Data excerpts:

........

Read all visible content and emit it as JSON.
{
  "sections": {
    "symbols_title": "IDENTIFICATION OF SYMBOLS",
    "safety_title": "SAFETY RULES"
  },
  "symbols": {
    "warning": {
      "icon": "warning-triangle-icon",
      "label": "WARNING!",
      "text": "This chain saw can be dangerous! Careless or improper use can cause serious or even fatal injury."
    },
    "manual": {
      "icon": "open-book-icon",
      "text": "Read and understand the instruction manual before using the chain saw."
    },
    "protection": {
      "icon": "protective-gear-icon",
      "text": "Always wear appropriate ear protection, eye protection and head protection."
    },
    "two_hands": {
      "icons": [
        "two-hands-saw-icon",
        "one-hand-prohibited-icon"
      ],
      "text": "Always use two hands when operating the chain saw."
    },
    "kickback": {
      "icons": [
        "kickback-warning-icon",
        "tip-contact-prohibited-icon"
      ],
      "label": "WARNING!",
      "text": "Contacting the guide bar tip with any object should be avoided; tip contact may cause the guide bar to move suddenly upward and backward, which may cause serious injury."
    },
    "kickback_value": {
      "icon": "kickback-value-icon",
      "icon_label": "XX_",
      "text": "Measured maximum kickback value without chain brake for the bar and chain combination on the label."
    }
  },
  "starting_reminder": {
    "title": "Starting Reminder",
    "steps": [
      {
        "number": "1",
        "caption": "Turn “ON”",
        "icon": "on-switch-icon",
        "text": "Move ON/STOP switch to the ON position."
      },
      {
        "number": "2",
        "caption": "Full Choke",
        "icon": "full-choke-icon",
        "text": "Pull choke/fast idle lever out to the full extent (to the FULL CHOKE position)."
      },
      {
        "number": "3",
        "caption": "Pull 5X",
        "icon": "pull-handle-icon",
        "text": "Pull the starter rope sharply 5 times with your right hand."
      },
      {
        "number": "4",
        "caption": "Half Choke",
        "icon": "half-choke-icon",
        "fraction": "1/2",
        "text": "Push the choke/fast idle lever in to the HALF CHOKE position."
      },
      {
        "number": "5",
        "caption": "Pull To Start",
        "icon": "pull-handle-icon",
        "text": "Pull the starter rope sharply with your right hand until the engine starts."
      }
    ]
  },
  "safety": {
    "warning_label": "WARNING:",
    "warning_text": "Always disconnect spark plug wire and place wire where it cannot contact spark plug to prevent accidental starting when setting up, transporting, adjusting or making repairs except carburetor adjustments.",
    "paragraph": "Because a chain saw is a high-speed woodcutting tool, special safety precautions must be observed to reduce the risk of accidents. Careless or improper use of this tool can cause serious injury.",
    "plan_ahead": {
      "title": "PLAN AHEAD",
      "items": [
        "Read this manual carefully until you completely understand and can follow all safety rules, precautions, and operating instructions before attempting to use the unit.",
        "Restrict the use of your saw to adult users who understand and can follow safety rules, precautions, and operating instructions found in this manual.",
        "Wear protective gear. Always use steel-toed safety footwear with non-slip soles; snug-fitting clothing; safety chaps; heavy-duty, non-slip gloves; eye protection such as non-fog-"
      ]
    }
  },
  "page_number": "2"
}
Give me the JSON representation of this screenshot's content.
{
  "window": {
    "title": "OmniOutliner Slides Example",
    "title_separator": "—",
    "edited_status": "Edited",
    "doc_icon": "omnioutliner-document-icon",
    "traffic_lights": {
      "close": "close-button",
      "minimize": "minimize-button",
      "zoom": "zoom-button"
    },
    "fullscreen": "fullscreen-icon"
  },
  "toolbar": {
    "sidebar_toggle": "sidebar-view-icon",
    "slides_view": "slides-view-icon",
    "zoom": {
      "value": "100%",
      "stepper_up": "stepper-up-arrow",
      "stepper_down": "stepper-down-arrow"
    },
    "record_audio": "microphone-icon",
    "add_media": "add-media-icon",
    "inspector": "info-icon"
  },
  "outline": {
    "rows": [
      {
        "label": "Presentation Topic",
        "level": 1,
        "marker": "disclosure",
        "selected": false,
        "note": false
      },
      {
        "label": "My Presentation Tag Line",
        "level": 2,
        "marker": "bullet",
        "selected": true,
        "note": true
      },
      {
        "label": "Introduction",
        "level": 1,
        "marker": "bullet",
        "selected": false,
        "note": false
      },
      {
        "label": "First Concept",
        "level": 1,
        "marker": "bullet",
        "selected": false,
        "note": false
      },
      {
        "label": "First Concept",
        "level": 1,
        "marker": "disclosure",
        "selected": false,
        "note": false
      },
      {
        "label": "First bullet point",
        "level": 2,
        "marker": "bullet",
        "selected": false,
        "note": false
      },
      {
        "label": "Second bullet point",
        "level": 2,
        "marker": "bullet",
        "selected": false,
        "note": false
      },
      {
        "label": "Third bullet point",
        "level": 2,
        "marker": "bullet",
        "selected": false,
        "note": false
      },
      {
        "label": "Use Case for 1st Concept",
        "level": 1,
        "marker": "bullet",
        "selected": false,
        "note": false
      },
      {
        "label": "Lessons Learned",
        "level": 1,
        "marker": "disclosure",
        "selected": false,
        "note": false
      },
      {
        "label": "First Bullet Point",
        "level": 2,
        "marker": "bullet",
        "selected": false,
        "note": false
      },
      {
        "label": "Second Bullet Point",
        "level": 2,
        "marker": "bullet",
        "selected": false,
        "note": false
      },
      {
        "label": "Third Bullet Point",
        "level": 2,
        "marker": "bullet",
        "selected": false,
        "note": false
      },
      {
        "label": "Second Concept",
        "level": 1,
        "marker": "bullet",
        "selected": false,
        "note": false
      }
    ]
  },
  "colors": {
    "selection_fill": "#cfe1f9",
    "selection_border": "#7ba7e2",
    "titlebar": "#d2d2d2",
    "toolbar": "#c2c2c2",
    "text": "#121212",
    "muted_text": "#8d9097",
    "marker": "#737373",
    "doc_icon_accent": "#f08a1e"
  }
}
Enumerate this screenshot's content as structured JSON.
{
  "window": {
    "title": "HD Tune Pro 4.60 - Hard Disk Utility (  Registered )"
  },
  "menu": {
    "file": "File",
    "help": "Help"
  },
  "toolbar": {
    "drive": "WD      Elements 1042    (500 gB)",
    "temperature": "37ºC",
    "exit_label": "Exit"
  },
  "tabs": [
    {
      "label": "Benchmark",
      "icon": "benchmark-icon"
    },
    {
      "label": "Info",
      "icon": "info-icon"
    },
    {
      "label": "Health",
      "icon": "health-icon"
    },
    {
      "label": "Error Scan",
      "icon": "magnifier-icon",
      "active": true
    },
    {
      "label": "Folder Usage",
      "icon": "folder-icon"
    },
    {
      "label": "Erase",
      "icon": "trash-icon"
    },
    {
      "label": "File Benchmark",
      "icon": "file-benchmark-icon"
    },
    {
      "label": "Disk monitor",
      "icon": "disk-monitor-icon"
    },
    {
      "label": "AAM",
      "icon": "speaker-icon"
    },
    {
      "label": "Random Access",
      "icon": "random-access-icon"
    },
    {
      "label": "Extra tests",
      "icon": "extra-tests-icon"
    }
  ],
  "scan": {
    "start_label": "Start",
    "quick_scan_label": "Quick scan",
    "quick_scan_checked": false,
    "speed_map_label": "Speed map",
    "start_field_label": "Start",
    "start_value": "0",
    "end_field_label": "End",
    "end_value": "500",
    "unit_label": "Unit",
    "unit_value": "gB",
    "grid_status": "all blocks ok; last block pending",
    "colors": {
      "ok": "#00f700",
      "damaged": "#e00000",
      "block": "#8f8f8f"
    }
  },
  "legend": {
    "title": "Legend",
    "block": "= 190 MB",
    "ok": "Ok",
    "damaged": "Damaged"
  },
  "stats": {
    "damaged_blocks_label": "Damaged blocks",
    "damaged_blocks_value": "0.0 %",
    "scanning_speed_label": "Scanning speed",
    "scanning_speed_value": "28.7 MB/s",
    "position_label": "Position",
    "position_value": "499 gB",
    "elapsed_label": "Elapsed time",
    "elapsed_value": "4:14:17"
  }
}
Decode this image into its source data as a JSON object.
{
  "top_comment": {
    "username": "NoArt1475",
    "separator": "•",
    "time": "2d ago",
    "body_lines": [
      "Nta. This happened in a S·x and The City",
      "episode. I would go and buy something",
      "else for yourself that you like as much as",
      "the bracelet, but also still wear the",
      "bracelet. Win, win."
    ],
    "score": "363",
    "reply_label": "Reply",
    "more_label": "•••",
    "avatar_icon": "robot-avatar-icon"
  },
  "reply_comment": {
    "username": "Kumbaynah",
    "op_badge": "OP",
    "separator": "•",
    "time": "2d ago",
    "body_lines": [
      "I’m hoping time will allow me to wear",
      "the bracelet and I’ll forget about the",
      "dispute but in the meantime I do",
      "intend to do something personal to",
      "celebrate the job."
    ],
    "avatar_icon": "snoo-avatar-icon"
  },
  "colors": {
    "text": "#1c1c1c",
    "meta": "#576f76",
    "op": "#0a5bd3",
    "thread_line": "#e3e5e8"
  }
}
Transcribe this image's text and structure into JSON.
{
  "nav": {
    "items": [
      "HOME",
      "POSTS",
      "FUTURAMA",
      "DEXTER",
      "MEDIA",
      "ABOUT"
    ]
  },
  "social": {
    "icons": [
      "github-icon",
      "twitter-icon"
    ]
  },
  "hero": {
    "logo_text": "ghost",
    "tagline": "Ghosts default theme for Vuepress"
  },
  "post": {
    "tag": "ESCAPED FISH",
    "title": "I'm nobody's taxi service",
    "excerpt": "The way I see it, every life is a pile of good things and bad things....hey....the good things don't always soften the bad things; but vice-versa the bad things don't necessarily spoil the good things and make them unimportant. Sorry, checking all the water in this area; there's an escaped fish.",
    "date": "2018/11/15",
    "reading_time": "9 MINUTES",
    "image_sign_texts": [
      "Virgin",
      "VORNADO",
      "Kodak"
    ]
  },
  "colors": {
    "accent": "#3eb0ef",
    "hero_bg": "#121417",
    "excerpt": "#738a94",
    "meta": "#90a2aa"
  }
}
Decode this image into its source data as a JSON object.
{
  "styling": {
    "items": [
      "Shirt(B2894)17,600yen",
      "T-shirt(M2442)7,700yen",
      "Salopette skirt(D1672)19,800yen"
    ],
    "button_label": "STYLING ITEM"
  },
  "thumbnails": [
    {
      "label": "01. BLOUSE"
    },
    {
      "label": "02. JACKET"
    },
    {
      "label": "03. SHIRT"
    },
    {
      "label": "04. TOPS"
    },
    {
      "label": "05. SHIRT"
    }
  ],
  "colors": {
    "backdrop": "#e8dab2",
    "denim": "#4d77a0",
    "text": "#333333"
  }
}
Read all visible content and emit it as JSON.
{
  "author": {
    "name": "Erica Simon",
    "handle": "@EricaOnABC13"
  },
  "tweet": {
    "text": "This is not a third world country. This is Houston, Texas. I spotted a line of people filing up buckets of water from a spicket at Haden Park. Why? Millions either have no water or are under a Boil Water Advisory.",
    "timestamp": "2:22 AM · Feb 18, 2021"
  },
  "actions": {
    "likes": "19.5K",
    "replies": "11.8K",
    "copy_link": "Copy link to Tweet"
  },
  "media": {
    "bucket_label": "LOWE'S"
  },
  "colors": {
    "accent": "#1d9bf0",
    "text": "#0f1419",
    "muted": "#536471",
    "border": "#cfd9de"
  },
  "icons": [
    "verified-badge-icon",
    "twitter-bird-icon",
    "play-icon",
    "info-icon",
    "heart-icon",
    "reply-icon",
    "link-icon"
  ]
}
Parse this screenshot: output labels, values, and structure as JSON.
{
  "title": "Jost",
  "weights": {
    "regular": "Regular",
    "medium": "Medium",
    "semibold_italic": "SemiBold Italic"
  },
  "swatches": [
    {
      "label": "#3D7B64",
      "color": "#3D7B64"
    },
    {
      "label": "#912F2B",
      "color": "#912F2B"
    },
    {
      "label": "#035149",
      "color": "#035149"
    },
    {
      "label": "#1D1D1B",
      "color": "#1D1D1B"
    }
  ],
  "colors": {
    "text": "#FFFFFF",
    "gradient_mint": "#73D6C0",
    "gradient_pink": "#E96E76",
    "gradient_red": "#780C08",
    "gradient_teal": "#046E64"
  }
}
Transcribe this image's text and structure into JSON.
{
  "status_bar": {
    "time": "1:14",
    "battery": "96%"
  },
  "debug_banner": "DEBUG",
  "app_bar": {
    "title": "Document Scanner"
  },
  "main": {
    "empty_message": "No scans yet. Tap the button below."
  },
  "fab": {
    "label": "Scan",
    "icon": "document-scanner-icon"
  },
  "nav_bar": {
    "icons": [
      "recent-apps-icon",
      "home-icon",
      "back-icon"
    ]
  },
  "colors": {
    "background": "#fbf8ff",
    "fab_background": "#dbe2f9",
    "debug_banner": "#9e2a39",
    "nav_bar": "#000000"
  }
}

........

AIM: Scan the material above for the string "improper" and report each line where you find it.

ANSWER:
      "text": "This chain saw can be dangerous! Careless or improper use can cause serious or even fatal injury."
    "paragraph": "Because a chain saw is a high-speed woodcutting tool, special safety precautions must be observed to reduce the risk of accidents. Careless or improper use of this tool can cause serious injury.",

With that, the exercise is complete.